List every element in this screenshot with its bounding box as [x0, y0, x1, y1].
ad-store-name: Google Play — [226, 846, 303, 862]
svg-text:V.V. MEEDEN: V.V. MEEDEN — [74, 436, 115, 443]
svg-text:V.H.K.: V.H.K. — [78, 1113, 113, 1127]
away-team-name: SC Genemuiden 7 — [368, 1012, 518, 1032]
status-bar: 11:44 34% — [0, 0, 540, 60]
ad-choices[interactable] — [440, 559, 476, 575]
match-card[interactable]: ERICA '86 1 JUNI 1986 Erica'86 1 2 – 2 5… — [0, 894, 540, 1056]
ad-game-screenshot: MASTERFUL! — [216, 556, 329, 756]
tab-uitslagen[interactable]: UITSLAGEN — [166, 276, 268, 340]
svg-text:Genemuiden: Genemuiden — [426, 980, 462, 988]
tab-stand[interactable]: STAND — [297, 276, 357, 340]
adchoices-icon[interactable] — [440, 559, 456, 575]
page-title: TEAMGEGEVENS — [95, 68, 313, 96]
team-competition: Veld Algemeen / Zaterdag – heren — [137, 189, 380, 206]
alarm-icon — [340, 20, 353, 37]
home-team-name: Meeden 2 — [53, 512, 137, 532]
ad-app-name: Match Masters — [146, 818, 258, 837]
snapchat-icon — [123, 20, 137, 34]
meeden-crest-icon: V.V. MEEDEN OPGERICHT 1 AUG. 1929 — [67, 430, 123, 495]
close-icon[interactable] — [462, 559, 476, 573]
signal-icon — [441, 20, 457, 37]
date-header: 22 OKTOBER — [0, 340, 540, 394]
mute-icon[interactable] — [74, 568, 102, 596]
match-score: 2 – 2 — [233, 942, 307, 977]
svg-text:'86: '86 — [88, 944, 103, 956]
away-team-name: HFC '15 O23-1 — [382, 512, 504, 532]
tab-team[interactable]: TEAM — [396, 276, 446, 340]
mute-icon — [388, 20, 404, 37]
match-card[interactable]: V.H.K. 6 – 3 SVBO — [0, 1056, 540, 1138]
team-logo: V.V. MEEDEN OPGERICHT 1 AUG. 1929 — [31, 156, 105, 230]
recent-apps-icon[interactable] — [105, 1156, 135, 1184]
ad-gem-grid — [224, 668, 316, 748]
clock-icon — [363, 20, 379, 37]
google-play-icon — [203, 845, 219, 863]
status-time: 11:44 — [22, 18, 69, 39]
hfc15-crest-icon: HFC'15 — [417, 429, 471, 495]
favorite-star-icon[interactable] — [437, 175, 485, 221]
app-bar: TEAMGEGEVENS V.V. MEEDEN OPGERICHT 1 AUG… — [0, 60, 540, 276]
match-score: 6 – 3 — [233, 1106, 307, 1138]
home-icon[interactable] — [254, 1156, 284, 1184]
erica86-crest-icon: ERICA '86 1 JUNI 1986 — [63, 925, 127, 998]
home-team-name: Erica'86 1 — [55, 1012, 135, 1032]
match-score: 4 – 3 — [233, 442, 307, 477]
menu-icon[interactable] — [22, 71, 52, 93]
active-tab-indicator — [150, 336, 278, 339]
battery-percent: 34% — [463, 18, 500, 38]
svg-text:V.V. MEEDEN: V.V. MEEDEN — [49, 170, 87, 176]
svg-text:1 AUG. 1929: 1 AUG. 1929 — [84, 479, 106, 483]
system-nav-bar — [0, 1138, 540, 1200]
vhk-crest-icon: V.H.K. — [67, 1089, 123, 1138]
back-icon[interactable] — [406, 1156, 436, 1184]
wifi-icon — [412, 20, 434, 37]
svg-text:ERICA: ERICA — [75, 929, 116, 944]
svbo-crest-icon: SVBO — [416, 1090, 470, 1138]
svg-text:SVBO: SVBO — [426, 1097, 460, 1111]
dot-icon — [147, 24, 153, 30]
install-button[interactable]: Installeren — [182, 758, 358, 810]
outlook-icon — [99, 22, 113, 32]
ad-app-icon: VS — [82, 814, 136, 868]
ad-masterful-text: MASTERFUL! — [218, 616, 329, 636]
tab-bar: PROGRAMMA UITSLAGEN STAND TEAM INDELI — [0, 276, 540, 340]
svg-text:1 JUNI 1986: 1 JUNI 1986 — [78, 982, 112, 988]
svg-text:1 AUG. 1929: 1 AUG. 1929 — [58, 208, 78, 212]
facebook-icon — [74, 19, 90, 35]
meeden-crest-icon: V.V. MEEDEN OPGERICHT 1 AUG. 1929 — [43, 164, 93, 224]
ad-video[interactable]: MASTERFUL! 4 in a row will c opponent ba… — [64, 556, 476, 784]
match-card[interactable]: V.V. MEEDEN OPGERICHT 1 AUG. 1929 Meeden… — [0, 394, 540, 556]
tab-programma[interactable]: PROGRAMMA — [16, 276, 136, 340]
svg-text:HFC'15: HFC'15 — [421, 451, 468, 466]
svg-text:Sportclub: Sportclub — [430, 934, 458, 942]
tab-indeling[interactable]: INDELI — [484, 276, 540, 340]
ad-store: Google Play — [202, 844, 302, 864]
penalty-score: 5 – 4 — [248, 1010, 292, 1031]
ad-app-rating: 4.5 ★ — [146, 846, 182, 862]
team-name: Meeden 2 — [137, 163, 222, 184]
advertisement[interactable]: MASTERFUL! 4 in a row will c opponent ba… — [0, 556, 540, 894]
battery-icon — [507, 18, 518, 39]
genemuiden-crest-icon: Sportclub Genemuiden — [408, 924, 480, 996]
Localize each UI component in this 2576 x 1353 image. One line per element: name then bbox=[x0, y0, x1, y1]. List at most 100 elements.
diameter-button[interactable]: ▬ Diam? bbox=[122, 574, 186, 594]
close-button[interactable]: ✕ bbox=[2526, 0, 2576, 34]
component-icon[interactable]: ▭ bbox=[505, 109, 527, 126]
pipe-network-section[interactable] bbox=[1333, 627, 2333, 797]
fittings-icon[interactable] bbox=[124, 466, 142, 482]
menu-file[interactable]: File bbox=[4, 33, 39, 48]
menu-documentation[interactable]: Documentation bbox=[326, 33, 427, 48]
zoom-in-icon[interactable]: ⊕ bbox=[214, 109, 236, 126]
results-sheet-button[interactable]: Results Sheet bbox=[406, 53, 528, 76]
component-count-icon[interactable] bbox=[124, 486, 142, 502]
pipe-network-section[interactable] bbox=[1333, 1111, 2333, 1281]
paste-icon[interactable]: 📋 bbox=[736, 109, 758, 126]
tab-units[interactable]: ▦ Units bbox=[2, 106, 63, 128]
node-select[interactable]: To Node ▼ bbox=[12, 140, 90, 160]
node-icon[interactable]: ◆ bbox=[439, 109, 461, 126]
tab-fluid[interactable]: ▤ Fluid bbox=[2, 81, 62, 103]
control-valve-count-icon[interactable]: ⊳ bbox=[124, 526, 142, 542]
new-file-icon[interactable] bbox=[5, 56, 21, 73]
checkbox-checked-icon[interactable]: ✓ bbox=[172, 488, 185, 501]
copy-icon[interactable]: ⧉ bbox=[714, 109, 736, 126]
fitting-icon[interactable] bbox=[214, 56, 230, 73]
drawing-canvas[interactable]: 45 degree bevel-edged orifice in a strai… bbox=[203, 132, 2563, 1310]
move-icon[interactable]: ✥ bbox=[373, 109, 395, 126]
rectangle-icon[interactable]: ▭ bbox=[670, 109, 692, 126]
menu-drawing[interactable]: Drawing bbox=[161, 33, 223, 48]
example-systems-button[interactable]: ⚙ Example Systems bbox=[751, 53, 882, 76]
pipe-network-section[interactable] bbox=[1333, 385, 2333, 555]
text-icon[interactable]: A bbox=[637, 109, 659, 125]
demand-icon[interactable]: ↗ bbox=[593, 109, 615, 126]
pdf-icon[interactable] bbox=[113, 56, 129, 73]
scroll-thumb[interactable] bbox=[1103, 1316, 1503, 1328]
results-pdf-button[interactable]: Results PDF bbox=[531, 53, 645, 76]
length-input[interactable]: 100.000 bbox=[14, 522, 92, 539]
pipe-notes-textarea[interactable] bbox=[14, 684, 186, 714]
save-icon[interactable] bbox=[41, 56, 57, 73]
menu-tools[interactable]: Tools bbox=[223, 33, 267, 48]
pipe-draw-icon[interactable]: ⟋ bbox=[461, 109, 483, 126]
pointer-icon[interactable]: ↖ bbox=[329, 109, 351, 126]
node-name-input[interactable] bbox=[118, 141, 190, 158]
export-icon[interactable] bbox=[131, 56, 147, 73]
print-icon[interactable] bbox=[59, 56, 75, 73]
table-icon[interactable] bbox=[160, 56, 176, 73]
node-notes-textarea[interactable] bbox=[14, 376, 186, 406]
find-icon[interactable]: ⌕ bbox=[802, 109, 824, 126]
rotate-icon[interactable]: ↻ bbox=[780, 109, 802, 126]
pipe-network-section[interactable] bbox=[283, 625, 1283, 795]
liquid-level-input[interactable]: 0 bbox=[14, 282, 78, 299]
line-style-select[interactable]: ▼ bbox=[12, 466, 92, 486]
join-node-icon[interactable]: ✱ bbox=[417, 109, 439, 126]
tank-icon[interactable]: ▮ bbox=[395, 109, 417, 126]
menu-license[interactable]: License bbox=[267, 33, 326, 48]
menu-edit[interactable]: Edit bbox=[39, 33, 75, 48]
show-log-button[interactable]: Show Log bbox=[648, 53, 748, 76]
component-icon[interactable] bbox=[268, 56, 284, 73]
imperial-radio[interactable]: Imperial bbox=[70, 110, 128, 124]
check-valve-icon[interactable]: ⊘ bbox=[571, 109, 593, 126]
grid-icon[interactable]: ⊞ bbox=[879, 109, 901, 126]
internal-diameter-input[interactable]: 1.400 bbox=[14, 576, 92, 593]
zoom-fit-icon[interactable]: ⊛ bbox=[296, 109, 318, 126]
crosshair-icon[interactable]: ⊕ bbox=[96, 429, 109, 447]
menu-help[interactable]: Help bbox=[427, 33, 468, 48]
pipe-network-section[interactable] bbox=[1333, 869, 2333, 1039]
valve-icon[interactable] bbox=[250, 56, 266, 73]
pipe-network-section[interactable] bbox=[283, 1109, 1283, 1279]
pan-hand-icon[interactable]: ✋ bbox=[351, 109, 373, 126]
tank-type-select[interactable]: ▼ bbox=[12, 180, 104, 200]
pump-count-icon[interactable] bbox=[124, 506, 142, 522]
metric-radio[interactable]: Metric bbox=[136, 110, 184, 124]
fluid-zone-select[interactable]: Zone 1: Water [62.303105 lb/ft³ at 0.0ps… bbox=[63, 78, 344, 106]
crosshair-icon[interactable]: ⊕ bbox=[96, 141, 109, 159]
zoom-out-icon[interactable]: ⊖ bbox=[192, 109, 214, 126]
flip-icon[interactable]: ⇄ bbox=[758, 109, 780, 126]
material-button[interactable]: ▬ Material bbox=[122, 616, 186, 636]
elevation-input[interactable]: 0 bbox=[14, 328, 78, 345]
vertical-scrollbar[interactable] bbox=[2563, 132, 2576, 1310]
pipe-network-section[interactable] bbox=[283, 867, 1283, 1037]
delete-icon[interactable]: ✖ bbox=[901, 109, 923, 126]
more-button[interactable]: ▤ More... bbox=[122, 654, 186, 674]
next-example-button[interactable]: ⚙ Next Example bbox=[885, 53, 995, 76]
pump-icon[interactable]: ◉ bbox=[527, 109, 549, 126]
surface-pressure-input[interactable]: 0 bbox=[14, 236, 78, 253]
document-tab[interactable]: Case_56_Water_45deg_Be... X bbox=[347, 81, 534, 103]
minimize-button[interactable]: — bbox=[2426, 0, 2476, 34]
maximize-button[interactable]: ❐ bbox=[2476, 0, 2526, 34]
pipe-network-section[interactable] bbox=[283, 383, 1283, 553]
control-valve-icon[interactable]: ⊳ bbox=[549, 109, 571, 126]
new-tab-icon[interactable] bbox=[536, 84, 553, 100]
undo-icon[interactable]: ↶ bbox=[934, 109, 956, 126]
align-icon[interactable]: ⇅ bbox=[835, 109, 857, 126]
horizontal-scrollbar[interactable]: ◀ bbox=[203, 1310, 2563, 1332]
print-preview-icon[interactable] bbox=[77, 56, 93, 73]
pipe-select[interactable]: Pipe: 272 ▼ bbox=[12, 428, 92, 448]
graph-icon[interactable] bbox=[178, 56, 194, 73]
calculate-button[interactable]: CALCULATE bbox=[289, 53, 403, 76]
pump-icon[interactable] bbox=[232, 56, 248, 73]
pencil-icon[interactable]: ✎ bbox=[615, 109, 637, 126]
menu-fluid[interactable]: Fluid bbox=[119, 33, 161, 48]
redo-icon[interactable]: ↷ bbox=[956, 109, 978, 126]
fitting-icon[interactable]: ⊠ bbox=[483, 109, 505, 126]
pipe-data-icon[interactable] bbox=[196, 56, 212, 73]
------
* Task description
Switch every "interactable" to "clickable" in the part of the records that opens with the first line and closes with the line containing "tab-uitslagen[interactable]: UITSLAGEN —", and write out that part with nothing else changed.

* Exercise answer
List every element in this screenshot with its bounding box as [x0, y0, x1, y1].
ad-store-name: Google Play — [226, 846, 303, 862]
svg-text:V.V. MEEDEN: V.V. MEEDEN — [74, 436, 115, 443]
svg-text:V.H.K.: V.H.K. — [78, 1113, 113, 1127]
away-team-name: SC Genemuiden 7 — [368, 1012, 518, 1032]
status-bar: 11:44 34% — [0, 0, 540, 60]
ad-choices[clickable] — [440, 559, 476, 575]
match-card[clickable]: ERICA '86 1 JUNI 1986 Erica'86 1 2 – 2 5… — [0, 894, 540, 1056]
ad-game-screenshot: MASTERFUL! — [216, 556, 329, 756]
tab-uitslagen[clickable]: UITSLAGEN — [166, 276, 268, 340]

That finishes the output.